▶ **WHAT TO PRODUCE**
Copy out each line exactly; pictures stay out of the copy.
====
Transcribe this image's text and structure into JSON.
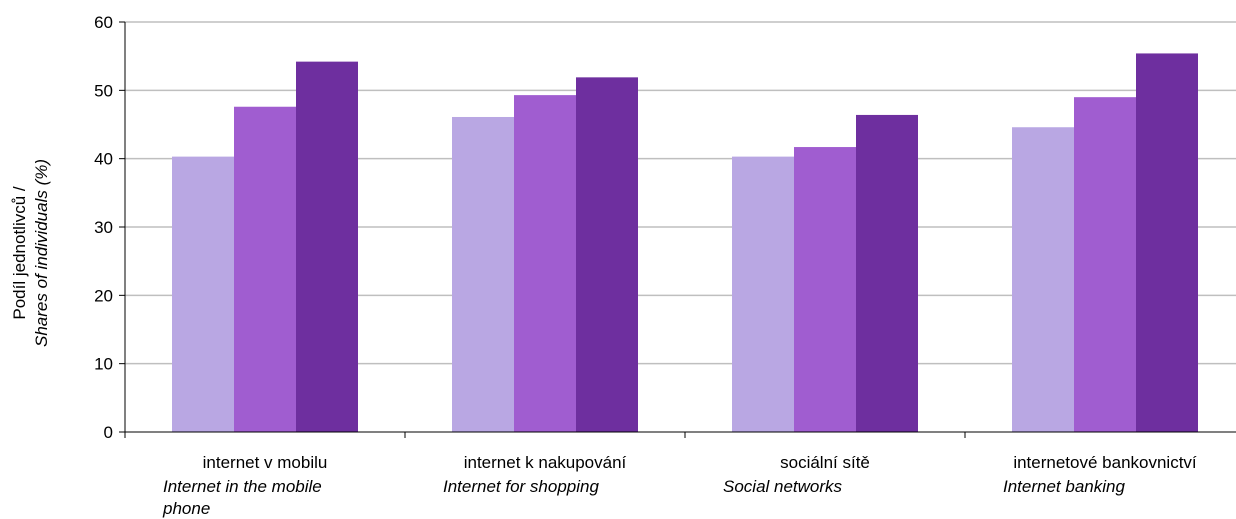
{
  "chart_data": {
    "type": "bar",
    "categories": [
      {
        "cs": "internet v mobilu",
        "en": [
          "Internet in the mobile",
          "phone"
        ]
      },
      {
        "cs": "internet k nakupování",
        "en": [
          "Internet for shopping"
        ]
      },
      {
        "cs": "sociální sítě",
        "en": [
          "Social networks"
        ]
      },
      {
        "cs": "internetové bankovnictví",
        "en": [
          "Internet banking"
        ]
      }
    ],
    "series": [
      {
        "values": [
          40.3,
          46.1,
          40.3,
          44.6
        ]
      },
      {
        "values": [
          47.6,
          49.3,
          41.7,
          49.0
        ]
      },
      {
        "values": [
          54.2,
          51.9,
          46.4,
          55.4
        ]
      }
    ],
    "colors": [
      "#b9a7e3",
      "#a05dd0",
      "#6e2f9f"
    ],
    "ylabel": {
      "cs": "Podíl jednotlivců /",
      "en": "Shares of individuals (%)"
    },
    "ylim": [
      0,
      60
    ],
    "yticks": [
      0,
      10,
      20,
      30,
      40,
      50,
      60
    ],
    "grid": true
  }
}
====
▶ **SOLUTION**
Transcribe this image's text and structure into JSON.
{
  "chart_data": {
    "type": "bar",
    "categories": [
      {
        "cs": "internet v mobilu",
        "en": [
          "Internet in the mobile",
          "phone"
        ]
      },
      {
        "cs": "internet k nakupování",
        "en": [
          "Internet for shopping"
        ]
      },
      {
        "cs": "sociální sítě",
        "en": [
          "Social networks"
        ]
      },
      {
        "cs": "internetové bankovnictví",
        "en": [
          "Internet banking"
        ]
      }
    ],
    "series": [
      {
        "values": [
          40.3,
          46.1,
          40.3,
          44.6
        ]
      },
      {
        "values": [
          47.6,
          49.3,
          41.7,
          49.0
        ]
      },
      {
        "values": [
          54.2,
          51.9,
          46.4,
          55.4
        ]
      }
    ],
    "colors": [
      "#b9a7e3",
      "#a05dd0",
      "#6e2f9f"
    ],
    "ylabel": {
      "cs": "Podíl jednotlivců /",
      "en": "Shares of individuals (%)"
    },
    "ylim": [
      0,
      60
    ],
    "yticks": [
      0,
      10,
      20,
      30,
      40,
      50,
      60
    ],
    "grid": true
  }
}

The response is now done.